GIVEN EXERCISE
In the lines below, starting at the one that contains "tab-excel[interactable]: X Noten" and ending at the one that contains "34, 57, 48]", swap "lock-icon" for "padlock-icon" and give back only those lines with nothing else changed.

....

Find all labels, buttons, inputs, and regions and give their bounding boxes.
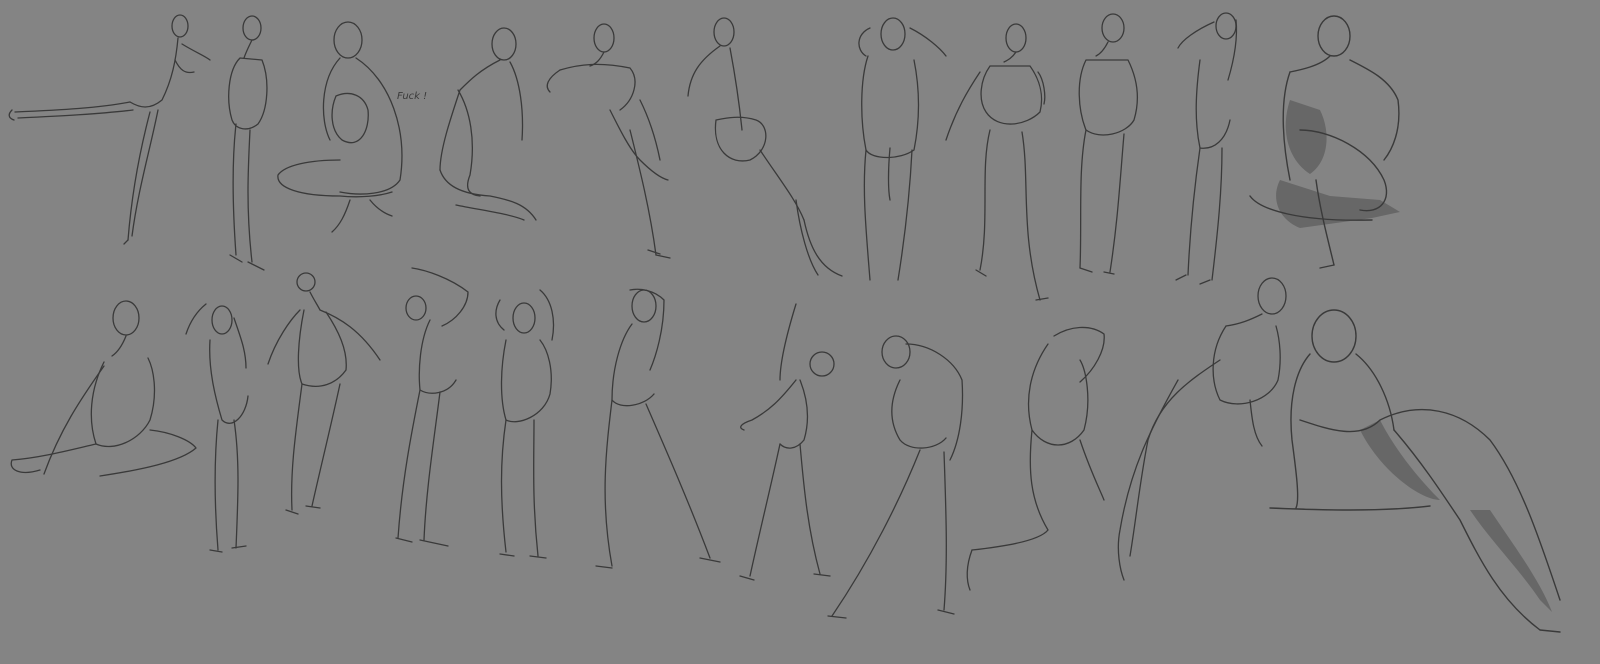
figure-sketch — [595, 288, 721, 569]
annotation-note: Fuck ! — [397, 91, 427, 102]
figure-sketch — [8, 14, 211, 245]
figure-sketch — [546, 23, 671, 259]
sketch-canvas: Fuck ! — [8, 12, 1561, 633]
figure-sketch — [739, 303, 835, 581]
figure-sketch — [858, 17, 947, 281]
figure-sketch — [966, 326, 1105, 591]
figure-sketch — [439, 27, 537, 221]
figure-sketch — [1269, 309, 1561, 633]
figure-sketch — [495, 289, 555, 559]
figure-sketch — [10, 300, 197, 477]
figure-sketch — [945, 23, 1049, 301]
figure-sketch — [1078, 13, 1139, 275]
figure-sketch — [277, 21, 403, 233]
figure-sketch — [1175, 12, 1238, 285]
figure-sketch — [1249, 15, 1400, 269]
figure-sketch — [687, 17, 843, 277]
figure-sketch — [395, 267, 469, 547]
figure-sketch — [827, 335, 964, 619]
figure-sketch — [267, 272, 381, 515]
figure-sketch — [1117, 277, 1287, 581]
figure-sketch — [228, 15, 268, 271]
figure-sketch — [185, 303, 249, 553]
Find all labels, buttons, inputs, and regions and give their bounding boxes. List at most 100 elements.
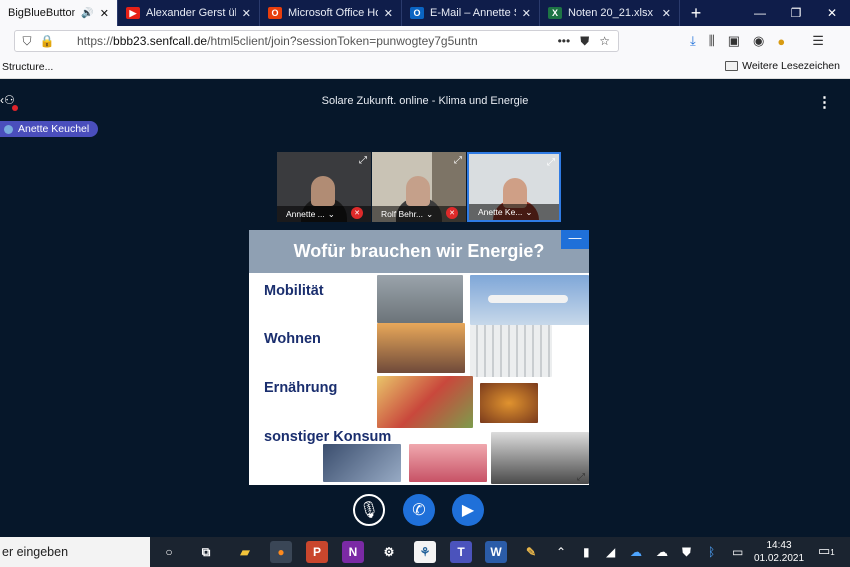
tab-excel[interactable]: X Noten 20_21.xlsx ✕	[540, 0, 680, 26]
fullscreen-icon[interactable]: ⤢	[547, 157, 555, 168]
paint-icon[interactable]: ✎	[520, 541, 542, 563]
microphone-icon	[4, 124, 13, 134]
url-text[interactable]: https://bbb23.senfcall.de/html5client/jo…	[77, 34, 478, 48]
burger-image	[480, 383, 538, 423]
lock-icon[interactable]: 🔒	[37, 34, 57, 48]
chevron-down-icon[interactable]: ⌄	[328, 209, 335, 220]
onedrive-icon[interactable]: ☁	[630, 545, 642, 559]
speaker-icon[interactable]: 🔊	[81, 8, 93, 19]
bluetooth-icon[interactable]: ᛒ	[708, 545, 715, 559]
task-view-icon[interactable]: ⧉	[195, 541, 217, 563]
phone-icon: ✆	[412, 502, 426, 519]
page-actions-icon[interactable]: •••	[558, 34, 571, 49]
video-tile[interactable]: ⤢ Annette ... ⌄ ✕	[277, 152, 371, 222]
video-name: Rolf Behr...	[381, 209, 424, 219]
video-label: Anette Ke... ⌄	[469, 204, 559, 220]
network-icon[interactable]: ◢	[606, 545, 615, 559]
office-icon: O	[268, 7, 282, 19]
fit-to-width-icon[interactable]: ⤢	[577, 472, 585, 483]
meeting-area: ‹⚇ Solare Zukunft. online - Klima und En…	[0, 79, 850, 537]
microphone-muted-icon: 🎙	[358, 502, 380, 519]
pocket-icon[interactable]: ⛊	[580, 34, 589, 49]
url-host: bbb23.senfcall.de	[113, 34, 208, 48]
clock[interactable]: 14:43 01.02.2021	[752, 539, 806, 565]
app-icon[interactable]: ⚘	[414, 541, 436, 563]
window-controls: — ❐ ✕	[742, 0, 850, 26]
options-menu-icon[interactable]: ⋮	[817, 93, 832, 111]
minimize-icon[interactable]: —	[742, 0, 778, 26]
firefox-icon[interactable]: ●	[270, 541, 292, 563]
url-bar[interactable]: ⛉ 🔒 https://bbb23.senfcall.de/html5clien…	[14, 30, 619, 52]
bookmark-structure[interactable]: Structure...	[2, 61, 53, 73]
presentation-slide[interactable]: Wofür brauchen wir Energie? — Mobilität …	[249, 230, 589, 485]
library-icon[interactable]: ⫼	[709, 33, 715, 49]
close-icon[interactable]: ✕	[662, 7, 671, 20]
sidebar-icon[interactable]: ▣	[728, 33, 740, 49]
sneakers-image	[409, 444, 487, 482]
bookmarks-bar: Structure... Weitere Lesezeichen	[0, 56, 850, 79]
new-tab-button[interactable]: +	[680, 0, 712, 26]
battery-icon[interactable]: ▭	[732, 545, 743, 559]
notification-center-icon[interactable]: ▭1	[818, 543, 835, 559]
fullscreen-icon[interactable]: ⤢	[454, 155, 462, 166]
video-person	[406, 176, 430, 206]
account-icon[interactable]: ◉	[753, 33, 764, 49]
tab-office[interactable]: O Microsoft Office Home ✕	[260, 0, 402, 26]
teams-icon[interactable]: T	[450, 541, 472, 563]
restore-icon[interactable]: ❐	[778, 0, 814, 26]
close-icon[interactable]: ✕	[522, 7, 531, 20]
word-icon[interactable]: W	[485, 541, 507, 563]
bookmark-star-icon[interactable]: ☆	[599, 34, 610, 49]
radiator-image	[470, 325, 552, 377]
onenote-icon[interactable]: N	[342, 541, 364, 563]
city-skyline-image	[377, 323, 465, 373]
file-explorer-icon[interactable]: ▰	[234, 541, 256, 563]
download-icon[interactable]: ⤓	[690, 33, 696, 49]
cloud-icon[interactable]: ☁	[656, 545, 668, 559]
webcam-button[interactable]: ▶	[452, 494, 484, 526]
airplane-shape	[488, 295, 568, 303]
excel-icon: X	[548, 7, 562, 19]
talking-indicator[interactable]: Anette Keuchel	[0, 121, 99, 137]
meeting-title: Solare Zukunft. online - Klima und Energ…	[321, 95, 529, 107]
muted-icon: ✕	[446, 207, 458, 219]
close-icon[interactable]: ✕	[242, 7, 251, 20]
taskbar-search-input[interactable]: er eingeben	[0, 537, 150, 567]
audio-button[interactable]: ✆	[403, 494, 435, 526]
close-window-icon[interactable]: ✕	[814, 0, 850, 26]
slide-item-mobility: Mobilität	[264, 283, 324, 299]
tab-label: E-Mail – Annette Schu	[430, 7, 516, 19]
slide-item-food: Ernährung	[264, 380, 338, 396]
toolbar-icons: ⤓ ⫼ ▣ ◉ ● ☰	[690, 26, 824, 56]
tab-youtube[interactable]: ▶ Alexander Gerst über ✕	[118, 0, 260, 26]
menu-icon[interactable]: ☰	[812, 33, 824, 49]
slide-item-consumption: sonstiger Konsum	[264, 429, 392, 445]
usb-icon[interactable]: ▮	[583, 545, 590, 559]
other-bookmarks[interactable]: Weitere Lesezeichen	[725, 60, 840, 72]
powerpoint-icon[interactable]: P	[306, 541, 328, 563]
fullscreen-icon[interactable]: ⤢	[359, 155, 367, 166]
shield-icon[interactable]: ⛉	[17, 34, 37, 49]
unmute-button[interactable]: 🎙	[353, 494, 385, 526]
cortana-icon[interactable]: ○	[158, 541, 180, 563]
chevron-up-icon[interactable]: ⌃	[556, 545, 566, 559]
chevron-down-icon[interactable]: ⌄	[525, 207, 532, 218]
minimize-presentation-button[interactable]: —	[561, 230, 589, 249]
notification-count: 1	[830, 548, 835, 557]
security-icon[interactable]: ⛊	[682, 545, 691, 560]
video-tile[interactable]: ⤢ Anette Ke... ⌄	[467, 152, 561, 222]
outlook-icon: O	[410, 7, 424, 19]
video-tile[interactable]: ⤢ Rolf Behr... ⌄ ✕	[372, 152, 466, 222]
tab-label: BigBlueButton - Sc	[8, 7, 76, 19]
close-icon[interactable]: ✕	[100, 7, 109, 20]
tab-bigbluebutton[interactable]: BigBlueButton - Sc 🔊 ✕	[0, 0, 118, 26]
settings-icon[interactable]: ⚙	[378, 541, 400, 563]
tab-label: Microsoft Office Home	[288, 7, 378, 19]
camera-icon: ▶	[461, 502, 475, 519]
extension-icon[interactable]: ●	[777, 34, 785, 49]
browser-tab-strip: BigBlueButton - Sc 🔊 ✕ ▶ Alexander Gerst…	[0, 0, 850, 26]
clock-date: 01.02.2021	[753, 553, 805, 564]
tab-outlook[interactable]: O E-Mail – Annette Schu ✕	[402, 0, 540, 26]
close-icon[interactable]: ✕	[384, 7, 393, 20]
chevron-down-icon[interactable]: ⌄	[426, 209, 433, 220]
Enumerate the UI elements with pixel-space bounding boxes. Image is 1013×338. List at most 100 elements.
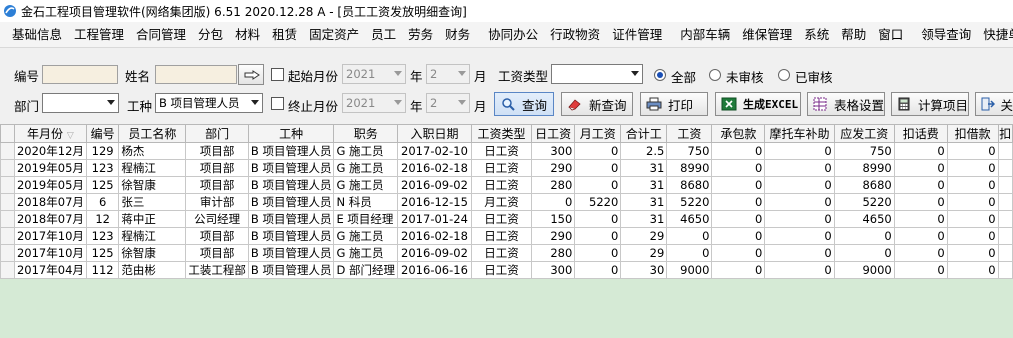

....

RESPONSE TO THE EXERCISE
tab-excel[interactable]: X Noten 20_21.xlsx ✕	[540, 0, 680, 26]
fullscreen-icon[interactable]: ⤢	[547, 157, 555, 168]
paint-icon[interactable]: ✎	[520, 541, 542, 563]
microphone-icon	[4, 124, 13, 134]
url-text[interactable]: https://bbb23.senfcall.de/html5client/jo…	[77, 34, 478, 48]
burger-image	[480, 383, 538, 423]
padlock-icon[interactable]: 🔒	[37, 34, 57, 48]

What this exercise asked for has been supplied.